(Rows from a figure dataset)

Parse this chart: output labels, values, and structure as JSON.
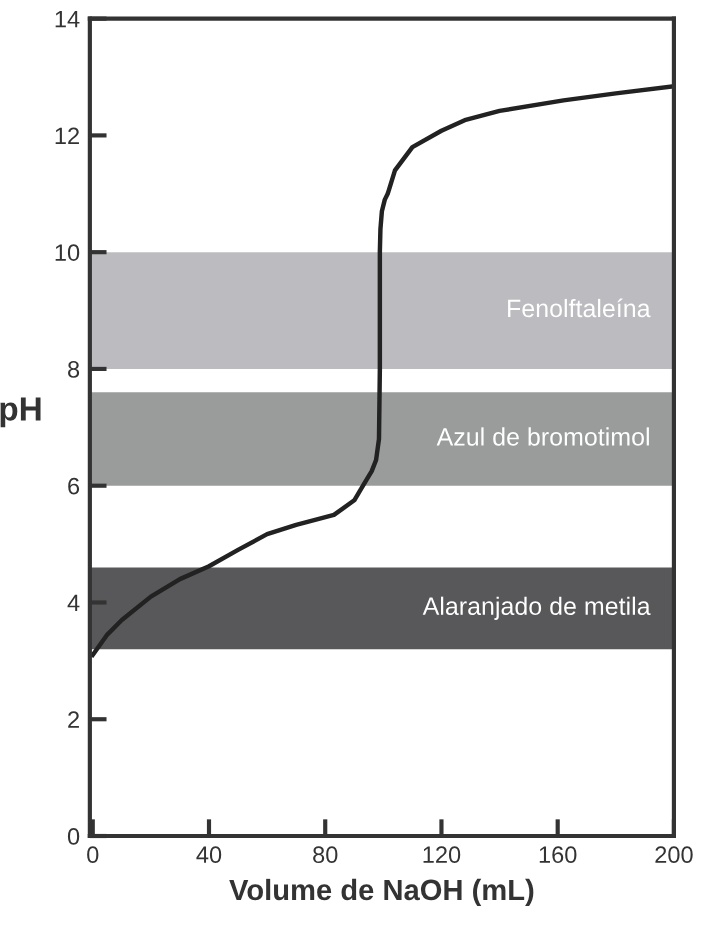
{
  "chart_data": {
    "type": "line",
    "xlabel": "Volume de NaOH (mL)",
    "ylabel": "pH",
    "x": [
      0,
      5,
      10,
      20,
      30,
      40,
      50,
      60,
      70,
      83,
      90,
      93,
      96,
      97.5,
      98.5,
      98.8,
      98.8,
      99,
      99.5,
      100.5,
      101.5,
      104,
      110,
      120,
      128,
      140,
      162,
      180,
      200
    ],
    "series": [
      {
        "color": "#222222",
        "values": [
          3.1,
          3.45,
          3.7,
          4.1,
          4.4,
          4.62,
          4.9,
          5.17,
          5.33,
          5.5,
          5.75,
          6.0,
          6.25,
          6.44,
          6.8,
          8,
          10,
          10.4,
          10.7,
          10.9,
          11.0,
          11.4,
          11.8,
          12.08,
          12.26,
          12.42,
          12.6,
          12.72,
          12.84
        ]
      }
    ],
    "xlim": [
      -1,
      200
    ],
    "ylim": [
      0,
      14
    ],
    "xticks": [
      0,
      40,
      80,
      120,
      160,
      200
    ],
    "yticks": [
      0,
      2,
      4,
      6,
      8,
      10,
      12,
      14
    ],
    "bands": [
      {
        "axis": "y",
        "from": 8,
        "to": 10,
        "label": "Fenolftaleína",
        "color": "#bcbcc0"
      },
      {
        "axis": "y",
        "from": 6,
        "to": 7.6,
        "label": "Azul de bromotimol",
        "color": "#9a9c9c"
      },
      {
        "axis": "y",
        "from": 3.2,
        "to": 4.6,
        "label": "Alaranjado de metila",
        "color": "#58585a"
      }
    ],
    "grid": false,
    "legend": false,
    "marker": "none",
    "line_style": "solid"
  }
}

Your task: Retype all entries exactly as they appear, dropping the images.

Task response:
Parse this chart: output labels, values, and structure as JSON.
{
  "chart_data": {
    "type": "line",
    "xlabel": "Volume de NaOH (mL)",
    "ylabel": "pH",
    "x": [
      0,
      5,
      10,
      20,
      30,
      40,
      50,
      60,
      70,
      83,
      90,
      93,
      96,
      97.5,
      98.5,
      98.8,
      98.8,
      99,
      99.5,
      100.5,
      101.5,
      104,
      110,
      120,
      128,
      140,
      162,
      180,
      200
    ],
    "series": [
      {
        "color": "#222222",
        "values": [
          3.1,
          3.45,
          3.7,
          4.1,
          4.4,
          4.62,
          4.9,
          5.17,
          5.33,
          5.5,
          5.75,
          6.0,
          6.25,
          6.44,
          6.8,
          8,
          10,
          10.4,
          10.7,
          10.9,
          11.0,
          11.4,
          11.8,
          12.08,
          12.26,
          12.42,
          12.6,
          12.72,
          12.84
        ]
      }
    ],
    "xlim": [
      -1,
      200
    ],
    "ylim": [
      0,
      14
    ],
    "xticks": [
      0,
      40,
      80,
      120,
      160,
      200
    ],
    "yticks": [
      0,
      2,
      4,
      6,
      8,
      10,
      12,
      14
    ],
    "bands": [
      {
        "axis": "y",
        "from": 8,
        "to": 10,
        "label": "Fenolftaleína",
        "color": "#bcbcc0"
      },
      {
        "axis": "y",
        "from": 6,
        "to": 7.6,
        "label": "Azul de bromotimol",
        "color": "#9a9c9c"
      },
      {
        "axis": "y",
        "from": 3.2,
        "to": 4.6,
        "label": "Alaranjado de metila",
        "color": "#58585a"
      }
    ],
    "grid": false,
    "legend": false,
    "marker": "none",
    "line_style": "solid"
  }
}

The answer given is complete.